→ YOUR TASK
Make an exact copy of the listing below.

# # # # #

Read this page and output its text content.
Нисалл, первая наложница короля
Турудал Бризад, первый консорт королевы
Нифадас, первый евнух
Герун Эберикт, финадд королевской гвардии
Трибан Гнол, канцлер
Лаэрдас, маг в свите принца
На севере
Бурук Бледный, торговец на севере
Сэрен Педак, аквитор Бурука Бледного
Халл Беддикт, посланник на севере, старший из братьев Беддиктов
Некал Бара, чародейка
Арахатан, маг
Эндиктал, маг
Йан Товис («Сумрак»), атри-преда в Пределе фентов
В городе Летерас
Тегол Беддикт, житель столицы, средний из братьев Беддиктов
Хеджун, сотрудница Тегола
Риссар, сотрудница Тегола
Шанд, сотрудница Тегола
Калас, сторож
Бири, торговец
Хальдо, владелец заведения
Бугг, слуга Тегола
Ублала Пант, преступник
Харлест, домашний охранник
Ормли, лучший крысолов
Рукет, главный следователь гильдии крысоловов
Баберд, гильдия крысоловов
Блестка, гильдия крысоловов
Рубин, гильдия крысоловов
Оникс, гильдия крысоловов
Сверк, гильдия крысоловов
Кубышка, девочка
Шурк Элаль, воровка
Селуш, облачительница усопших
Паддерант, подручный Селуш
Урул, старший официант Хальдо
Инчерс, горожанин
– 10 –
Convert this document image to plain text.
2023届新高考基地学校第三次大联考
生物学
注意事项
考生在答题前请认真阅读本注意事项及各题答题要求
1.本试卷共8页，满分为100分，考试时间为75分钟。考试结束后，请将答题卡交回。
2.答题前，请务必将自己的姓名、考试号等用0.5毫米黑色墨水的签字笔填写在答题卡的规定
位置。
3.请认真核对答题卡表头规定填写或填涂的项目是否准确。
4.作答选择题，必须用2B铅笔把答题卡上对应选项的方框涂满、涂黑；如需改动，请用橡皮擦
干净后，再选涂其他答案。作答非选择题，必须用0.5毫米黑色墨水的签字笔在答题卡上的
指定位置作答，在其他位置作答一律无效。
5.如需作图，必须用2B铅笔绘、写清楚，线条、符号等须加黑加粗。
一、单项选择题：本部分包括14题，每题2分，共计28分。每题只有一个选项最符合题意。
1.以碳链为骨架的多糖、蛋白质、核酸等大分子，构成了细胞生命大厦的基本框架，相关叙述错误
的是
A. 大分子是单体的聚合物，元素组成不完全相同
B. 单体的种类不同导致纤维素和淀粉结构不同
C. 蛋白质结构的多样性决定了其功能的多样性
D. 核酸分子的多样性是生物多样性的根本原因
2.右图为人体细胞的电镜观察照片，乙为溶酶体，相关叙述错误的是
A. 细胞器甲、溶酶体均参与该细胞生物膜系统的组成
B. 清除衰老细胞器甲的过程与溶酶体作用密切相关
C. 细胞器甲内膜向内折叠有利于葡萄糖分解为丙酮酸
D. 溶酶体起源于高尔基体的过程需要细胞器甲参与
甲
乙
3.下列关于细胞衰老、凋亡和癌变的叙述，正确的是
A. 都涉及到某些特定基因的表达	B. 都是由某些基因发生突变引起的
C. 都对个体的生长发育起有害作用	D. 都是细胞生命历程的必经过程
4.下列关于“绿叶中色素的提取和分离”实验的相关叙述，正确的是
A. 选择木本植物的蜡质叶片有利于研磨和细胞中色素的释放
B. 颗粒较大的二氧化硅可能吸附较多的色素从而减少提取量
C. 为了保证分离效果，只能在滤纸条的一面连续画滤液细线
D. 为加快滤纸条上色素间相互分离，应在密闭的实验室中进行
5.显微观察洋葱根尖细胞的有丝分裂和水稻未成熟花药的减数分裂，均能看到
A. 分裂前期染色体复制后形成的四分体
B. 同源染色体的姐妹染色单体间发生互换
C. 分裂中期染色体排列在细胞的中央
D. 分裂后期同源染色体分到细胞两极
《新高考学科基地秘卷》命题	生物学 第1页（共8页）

# # # # #

→ SOLUTION FOR THIS EXERCISE
Read this page and output its text content.
Нисалл, первая наложница короля
Турудал Бризад, первый консорт королевы
Нифадас, первый евнух
Герун Эберикт, финадд королевской гвардии
Трибан Гнол, канцлер
Лаэрдас, маг в свите принца
На севере
Бурук Бледный, торговец на севере
Сэрен Педак, аквитор Бурука Бледного
Халл Беддикт, посланник на севере, старший из братьев Беддиктов
Некал Бара, чародейка
Арахатан, маг
Эндиктал, маг
Йан Товис («Сумрак»), атри-преда в Пределе фентов
В городе Летерас
Тегол Беддикт, житель столицы, средний из братьев Беддиктов
Хеджун, сотрудница Тегола
Риссар, сотрудница Тегола
Шанд, сотрудница Тегола
Калас, сторож
Бири, торговец
Хальдо, владелец заведения
Бугг, слуга Тегола
Ублала Пант, преступник
Харлест, домашний охранник
Ормли, лучший крысолов
Рукет, главный следователь гильдии крысоловов
Баберд, гильдия крысоловов
Блестка, гильдия крысоловов
Рубин, гильдия крысоловов
Оникс, гильдия крысоловов
Сверк, гильдия крысоловов
Кубышка, девочка
Шурк Элаль, воровка
Селуш, облачительница усопших
Паддерант, подручный Селуш
Урул, старший официант Хальдо
Инчерс, горожанин
– 10 –
Convert this document image to plain text.
2023届新高考基地学校第三次大联考
生物学
注意事项
考生在答题前请认真阅读本注意事项及各题答题要求
1.本试卷共8页，满分为100分，考试时间为75分钟。考试结束后，请将答题卡交回。
2.答题前，请务必将自己的姓名、考试号等用0.5毫米黑色墨水的签字笔填写在答题卡的规定
位置。
3.请认真核对答题卡表头规定填写或填涂的项目是否准确。
4.作答选择题，必须用2B铅笔把答题卡上对应选项的方框涂满、涂黑；如需改动，请用橡皮擦
干净后，再选涂其他答案。作答非选择题，必须用0.5毫米黑色墨水的签字笔在答题卡上的
指定位置作答，在其他位置作答一律无效。
5.如需作图，必须用2B铅笔绘、写清楚，线条、符号等须加黑加粗。
一、单项选择题：本部分包括14题，每题2分，共计28分。每题只有一个选项最符合题意。
1.以碳链为骨架的多糖、蛋白质、核酸等大分子，构成了细胞生命大厦的基本框架，相关叙述错误
的是
A. 大分子是单体的聚合物，元素组成不完全相同
B. 单体的种类不同导致纤维素和淀粉结构不同
C. 蛋白质结构的多样性决定了其功能的多样性
D. 核酸分子的多样性是生物多样性的根本原因
2.右图为人体细胞的电镜观察照片，乙为溶酶体，相关叙述错误的是
A. 细胞器甲、溶酶体均参与该细胞生物膜系统的组成
B. 清除衰老细胞器甲的过程与溶酶体作用密切相关
C. 细胞器甲内膜向内折叠有利于葡萄糖分解为丙酮酸
D. 溶酶体起源于高尔基体的过程需要细胞器甲参与
甲
乙
3.下列关于细胞衰老、凋亡和癌变的叙述，正确的是
A. 都涉及到某些特定基因的表达	B. 都是由某些基因发生突变引起的
C. 都对个体的生长发育起有害作用	D. 都是细胞生命历程的必经过程
4.下列关于“绿叶中色素的提取和分离”实验的相关叙述，正确的是
A. 选择木本植物的蜡质叶片有利于研磨和细胞中色素的释放
B. 颗粒较大的二氧化硅可能吸附较多的色素从而减少提取量
C. 为了保证分离效果，只能在滤纸条的一面连续画滤液细线
D. 为加快滤纸条上色素间相互分离，应在密闭的实验室中进行
5.显微观察洋葱根尖细胞的有丝分裂和水稻未成熟花药的减数分裂，均能看到
A. 分裂前期染色体复制后形成的四分体
B. 同源染色体的姐妹染色单体间发生互换
C. 分裂中期染色体排列在细胞的中央
D. 分裂后期同源染色体分到细胞两极
《新高考学科基地秘卷》命题	生物学 第1页（共8页）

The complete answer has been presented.